— start Input rows —
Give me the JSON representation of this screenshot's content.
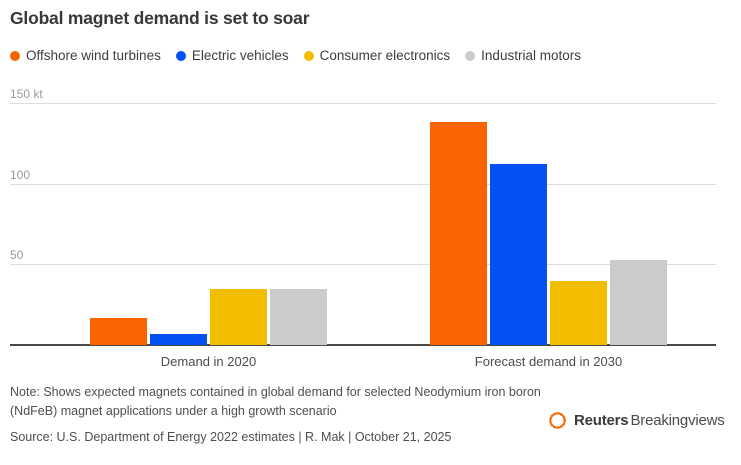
{
  "title": "Global magnet demand is set to soar",
  "legend": [
    {
      "label": "Offshore wind turbines",
      "color": "#FA6400"
    },
    {
      "label": "Electric vehicles",
      "color": "#0450F0"
    },
    {
      "label": "Consumer electronics",
      "color": "#F3BE00"
    },
    {
      "label": "Industrial motors",
      "color": "#CBCBCB"
    }
  ],
  "chart_data": {
    "type": "bar",
    "title": "Global magnet demand is set to soar",
    "unit": "kt",
    "categories": [
      "Demand in 2020",
      "Forecast demand in 2030"
    ],
    "series": [
      {
        "name": "Offshore wind turbines",
        "color": "#FA6400",
        "values": [
          17,
          138
        ]
      },
      {
        "name": "Electric vehicles",
        "color": "#0450F0",
        "values": [
          7,
          112
        ]
      },
      {
        "name": "Consumer electronics",
        "color": "#F3BE00",
        "values": [
          35,
          40
        ]
      },
      {
        "name": "Industrial motors",
        "color": "#CBCBCB",
        "values": [
          35,
          53
        ]
      }
    ],
    "yticks": [
      {
        "value": 150,
        "label": "150 kt"
      },
      {
        "value": 100,
        "label": "100"
      },
      {
        "value": 50,
        "label": "50"
      }
    ],
    "ylim": [
      0,
      155
    ],
    "grid": true,
    "legend_position": "top"
  },
  "footer": {
    "note_line1": "Note: Shows expected magnets contained in global demand for selected Neodymium iron boron",
    "note_line2": "(NdFeB) magnet applications under a high growth scenario",
    "source": "Source: U.S. Department of Energy 2022 estimates | R. Mak | October 21, 2025"
  },
  "branding": {
    "bold": "Reuters",
    "regular": "Breakingviews",
    "dot_color": "#FA6400"
  }
}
— end Input rows —
__To be done__
Output all of the data exactly as it stands, minus any images.

__Reply__
Give me the JSON representation of this screenshot's content.
{
  "title": "Global magnet demand is set to soar",
  "legend": [
    {
      "label": "Offshore wind turbines",
      "color": "#FA6400"
    },
    {
      "label": "Electric vehicles",
      "color": "#0450F0"
    },
    {
      "label": "Consumer electronics",
      "color": "#F3BE00"
    },
    {
      "label": "Industrial motors",
      "color": "#CBCBCB"
    }
  ],
  "chart_data": {
    "type": "bar",
    "title": "Global magnet demand is set to soar",
    "unit": "kt",
    "categories": [
      "Demand in 2020",
      "Forecast demand in 2030"
    ],
    "series": [
      {
        "name": "Offshore wind turbines",
        "color": "#FA6400",
        "values": [
          17,
          138
        ]
      },
      {
        "name": "Electric vehicles",
        "color": "#0450F0",
        "values": [
          7,
          112
        ]
      },
      {
        "name": "Consumer electronics",
        "color": "#F3BE00",
        "values": [
          35,
          40
        ]
      },
      {
        "name": "Industrial motors",
        "color": "#CBCBCB",
        "values": [
          35,
          53
        ]
      }
    ],
    "yticks": [
      {
        "value": 150,
        "label": "150 kt"
      },
      {
        "value": 100,
        "label": "100"
      },
      {
        "value": 50,
        "label": "50"
      }
    ],
    "ylim": [
      0,
      155
    ],
    "grid": true,
    "legend_position": "top"
  },
  "footer": {
    "note_line1": "Note: Shows expected magnets contained in global demand for selected Neodymium iron boron",
    "note_line2": "(NdFeB) magnet applications under a high growth scenario",
    "source": "Source: U.S. Department of Energy 2022 estimates | R. Mak | October 21, 2025"
  },
  "branding": {
    "bold": "Reuters",
    "regular": "Breakingviews",
    "dot_color": "#FA6400"
  }
}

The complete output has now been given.